§ Written request: Quote all of the data below exactly, please.

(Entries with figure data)
****************************************
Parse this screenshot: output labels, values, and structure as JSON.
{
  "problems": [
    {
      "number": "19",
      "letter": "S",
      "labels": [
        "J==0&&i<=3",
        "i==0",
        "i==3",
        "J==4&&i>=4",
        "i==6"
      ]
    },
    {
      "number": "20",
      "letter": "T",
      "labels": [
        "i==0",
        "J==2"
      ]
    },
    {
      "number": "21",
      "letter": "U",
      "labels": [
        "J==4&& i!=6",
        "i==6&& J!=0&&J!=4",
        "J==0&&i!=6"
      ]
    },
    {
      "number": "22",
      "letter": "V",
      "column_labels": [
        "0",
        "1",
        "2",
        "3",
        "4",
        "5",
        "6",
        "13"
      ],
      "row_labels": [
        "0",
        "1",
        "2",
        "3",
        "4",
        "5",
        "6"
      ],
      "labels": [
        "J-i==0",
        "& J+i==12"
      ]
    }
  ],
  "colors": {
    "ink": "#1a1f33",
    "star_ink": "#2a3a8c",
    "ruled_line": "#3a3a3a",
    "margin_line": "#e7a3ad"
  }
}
****************************************
§ Exercise response:
Parse this screenshot: output labels, values, and structure as JSON.
{
  "problems": [
    {
      "number": "19",
      "letter": "S",
      "labels": [
        "J==0&&i<=3",
        "i==0",
        "i==3",
        "J==4&&i>=4",
        "i==6"
      ]
    },
    {
      "number": "20",
      "letter": "T",
      "labels": [
        "i==0",
        "J==2"
      ]
    },
    {
      "number": "21",
      "letter": "U",
      "labels": [
        "J==4&& i!=6",
        "i==6&& J!=0&&J!=4",
        "J==0&&i!=6"
      ]
    },
    {
      "number": "22",
      "letter": "V",
      "column_labels": [
        "0",
        "1",
        "2",
        "3",
        "4",
        "5",
        "6",
        "13"
      ],
      "row_labels": [
        "0",
        "1",
        "2",
        "3",
        "4",
        "5",
        "6"
      ],
      "labels": [
        "J-i==0",
        "& J+i==12"
      ]
    }
  ],
  "colors": {
    "ink": "#1a1f33",
    "star_ink": "#2a3a8c",
    "ruled_line": "#3a3a3a",
    "margin_line": "#e7a3ad"
  }
}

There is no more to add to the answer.